(Data entries)
============================================================
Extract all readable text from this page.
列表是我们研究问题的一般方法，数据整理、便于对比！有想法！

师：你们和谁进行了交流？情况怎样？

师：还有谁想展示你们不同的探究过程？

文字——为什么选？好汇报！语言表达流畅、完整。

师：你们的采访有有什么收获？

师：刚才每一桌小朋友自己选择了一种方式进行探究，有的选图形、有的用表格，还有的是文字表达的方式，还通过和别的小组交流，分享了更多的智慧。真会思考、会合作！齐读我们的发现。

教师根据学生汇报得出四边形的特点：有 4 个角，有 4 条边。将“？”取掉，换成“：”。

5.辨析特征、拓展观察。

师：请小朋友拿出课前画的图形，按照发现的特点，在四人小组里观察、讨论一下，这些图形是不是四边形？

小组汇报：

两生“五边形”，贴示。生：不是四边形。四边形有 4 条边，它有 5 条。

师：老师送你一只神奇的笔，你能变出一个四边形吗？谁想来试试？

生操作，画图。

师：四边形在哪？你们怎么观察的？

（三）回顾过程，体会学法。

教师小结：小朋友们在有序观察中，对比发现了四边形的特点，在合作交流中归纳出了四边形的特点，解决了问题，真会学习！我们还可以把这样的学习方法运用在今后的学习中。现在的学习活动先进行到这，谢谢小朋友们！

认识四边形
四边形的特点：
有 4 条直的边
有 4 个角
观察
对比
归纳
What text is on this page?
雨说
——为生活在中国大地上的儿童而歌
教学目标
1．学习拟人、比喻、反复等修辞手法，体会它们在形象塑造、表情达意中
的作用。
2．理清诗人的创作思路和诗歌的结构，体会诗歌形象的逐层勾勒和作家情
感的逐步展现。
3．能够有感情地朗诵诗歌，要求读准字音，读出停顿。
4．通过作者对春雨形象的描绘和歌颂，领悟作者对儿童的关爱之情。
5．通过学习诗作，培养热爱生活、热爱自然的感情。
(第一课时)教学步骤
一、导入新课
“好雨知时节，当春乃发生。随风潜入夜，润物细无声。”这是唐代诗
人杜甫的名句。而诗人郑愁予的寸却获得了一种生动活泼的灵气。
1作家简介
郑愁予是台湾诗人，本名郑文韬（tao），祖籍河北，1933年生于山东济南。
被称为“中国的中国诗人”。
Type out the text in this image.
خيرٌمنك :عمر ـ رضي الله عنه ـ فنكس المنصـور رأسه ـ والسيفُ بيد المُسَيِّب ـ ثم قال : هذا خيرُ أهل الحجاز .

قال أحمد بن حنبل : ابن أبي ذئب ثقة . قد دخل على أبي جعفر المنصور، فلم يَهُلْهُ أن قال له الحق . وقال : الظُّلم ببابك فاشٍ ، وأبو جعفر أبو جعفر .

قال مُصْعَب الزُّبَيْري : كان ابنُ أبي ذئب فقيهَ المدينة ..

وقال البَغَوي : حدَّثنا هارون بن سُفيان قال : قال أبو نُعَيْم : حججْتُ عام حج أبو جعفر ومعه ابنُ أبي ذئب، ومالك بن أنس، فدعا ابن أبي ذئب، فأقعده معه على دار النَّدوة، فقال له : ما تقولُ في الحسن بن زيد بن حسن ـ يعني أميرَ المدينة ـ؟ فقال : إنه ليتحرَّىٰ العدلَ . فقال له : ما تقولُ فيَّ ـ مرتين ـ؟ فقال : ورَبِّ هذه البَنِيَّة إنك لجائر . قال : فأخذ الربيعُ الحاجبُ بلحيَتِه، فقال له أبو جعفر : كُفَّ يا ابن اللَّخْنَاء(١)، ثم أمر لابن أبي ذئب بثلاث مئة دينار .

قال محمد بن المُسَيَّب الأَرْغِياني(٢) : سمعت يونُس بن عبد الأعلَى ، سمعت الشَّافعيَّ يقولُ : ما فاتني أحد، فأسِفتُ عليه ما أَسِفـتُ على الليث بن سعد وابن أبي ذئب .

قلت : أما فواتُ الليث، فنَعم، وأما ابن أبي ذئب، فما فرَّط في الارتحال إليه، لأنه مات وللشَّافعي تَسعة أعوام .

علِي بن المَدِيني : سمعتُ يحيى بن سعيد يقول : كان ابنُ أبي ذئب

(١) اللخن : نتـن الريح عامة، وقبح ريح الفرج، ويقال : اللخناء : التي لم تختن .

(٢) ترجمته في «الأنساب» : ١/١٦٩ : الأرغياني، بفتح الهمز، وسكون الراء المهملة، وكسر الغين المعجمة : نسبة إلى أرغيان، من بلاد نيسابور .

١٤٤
============================================================
▶ **Problem**:
Send back each record exactly as it stands.

▶ **Result for this exercise**:
Extract all readable text from this page.
列表是我们研究问题的一般方法，数据整理、便于对比！有想法！

师：你们和谁进行了交流？情况怎样？

师：还有谁想展示你们不同的探究过程？

文字——为什么选？好汇报！语言表达流畅、完整。

师：你们的采访有有什么收获？

师：刚才每一桌小朋友自己选择了一种方式进行探究，有的选图形、有的用表格，还有的是文字表达的方式，还通过和别的小组交流，分享了更多的智慧。真会思考、会合作！齐读我们的发现。

教师根据学生汇报得出四边形的特点：有 4 个角，有 4 条边。将“？”取掉，换成“：”。

5.辨析特征、拓展观察。

师：请小朋友拿出课前画的图形，按照发现的特点，在四人小组里观察、讨论一下，这些图形是不是四边形？

小组汇报：

两生“五边形”，贴示。生：不是四边形。四边形有 4 条边，它有 5 条。

师：老师送你一只神奇的笔，你能变出一个四边形吗？谁想来试试？

生操作，画图。

师：四边形在哪？你们怎么观察的？

（三）回顾过程，体会学法。

教师小结：小朋友们在有序观察中，对比发现了四边形的特点，在合作交流中归纳出了四边形的特点，解决了问题，真会学习！我们还可以把这样的学习方法运用在今后的学习中。现在的学习活动先进行到这，谢谢小朋友们！

认识四边形
四边形的特点：
有 4 条直的边
有 4 个角
观察
对比
归纳
What text is on this page?
雨说
——为生活在中国大地上的儿童而歌
教学目标
1．学习拟人、比喻、反复等修辞手法，体会它们在形象塑造、表情达意中
的作用。
2．理清诗人的创作思路和诗歌的结构，体会诗歌形象的逐层勾勒和作家情
感的逐步展现。
3．能够有感情地朗诵诗歌，要求读准字音，读出停顿。
4．通过作者对春雨形象的描绘和歌颂，领悟作者对儿童的关爱之情。
5．通过学习诗作，培养热爱生活、热爱自然的感情。
(第一课时)教学步骤
一、导入新课
“好雨知时节，当春乃发生。随风潜入夜，润物细无声。”这是唐代诗
人杜甫的名句。而诗人郑愁予的寸却获得了一种生动活泼的灵气。
1作家简介
郑愁予是台湾诗人，本名郑文韬（tao），祖籍河北，1933年生于山东济南。
被称为“中国的中国诗人”。
Type out the text in this image.
خيرٌمنك :عمر ـ رضي الله عنه ـ فنكس المنصـور رأسه ـ والسيفُ بيد المُسَيِّب ـ ثم قال : هذا خيرُ أهل الحجاز .

قال أحمد بن حنبل : ابن أبي ذئب ثقة . قد دخل على أبي جعفر المنصور، فلم يَهُلْهُ أن قال له الحق . وقال : الظُّلم ببابك فاشٍ ، وأبو جعفر أبو جعفر .

قال مُصْعَب الزُّبَيْري : كان ابنُ أبي ذئب فقيهَ المدينة ..

وقال البَغَوي : حدَّثنا هارون بن سُفيان قال : قال أبو نُعَيْم : حججْتُ عام حج أبو جعفر ومعه ابنُ أبي ذئب، ومالك بن أنس، فدعا ابن أبي ذئب، فأقعده معه على دار النَّدوة، فقال له : ما تقولُ في الحسن بن زيد بن حسن ـ يعني أميرَ المدينة ـ؟ فقال : إنه ليتحرَّىٰ العدلَ . فقال له : ما تقولُ فيَّ ـ مرتين ـ؟ فقال : ورَبِّ هذه البَنِيَّة إنك لجائر . قال : فأخذ الربيعُ الحاجبُ بلحيَتِه، فقال له أبو جعفر : كُفَّ يا ابن اللَّخْنَاء(١)، ثم أمر لابن أبي ذئب بثلاث مئة دينار .

قال محمد بن المُسَيَّب الأَرْغِياني(٢) : سمعت يونُس بن عبد الأعلَى ، سمعت الشَّافعيَّ يقولُ : ما فاتني أحد، فأسِفتُ عليه ما أَسِفـتُ على الليث بن سعد وابن أبي ذئب .

قلت : أما فواتُ الليث، فنَعم، وأما ابن أبي ذئب، فما فرَّط في الارتحال إليه، لأنه مات وللشَّافعي تَسعة أعوام .

علِي بن المَدِيني : سمعتُ يحيى بن سعيد يقول : كان ابنُ أبي ذئب

(١) اللخن : نتـن الريح عامة، وقبح ريح الفرج، ويقال : اللخناء : التي لم تختن .

(٢) ترجمته في «الأنساب» : ١/١٦٩ : الأرغياني، بفتح الهمز، وسكون الراء المهملة، وكسر الغين المعجمة : نسبة إلى أرغيان، من بلاد نيسابور .

١٤٤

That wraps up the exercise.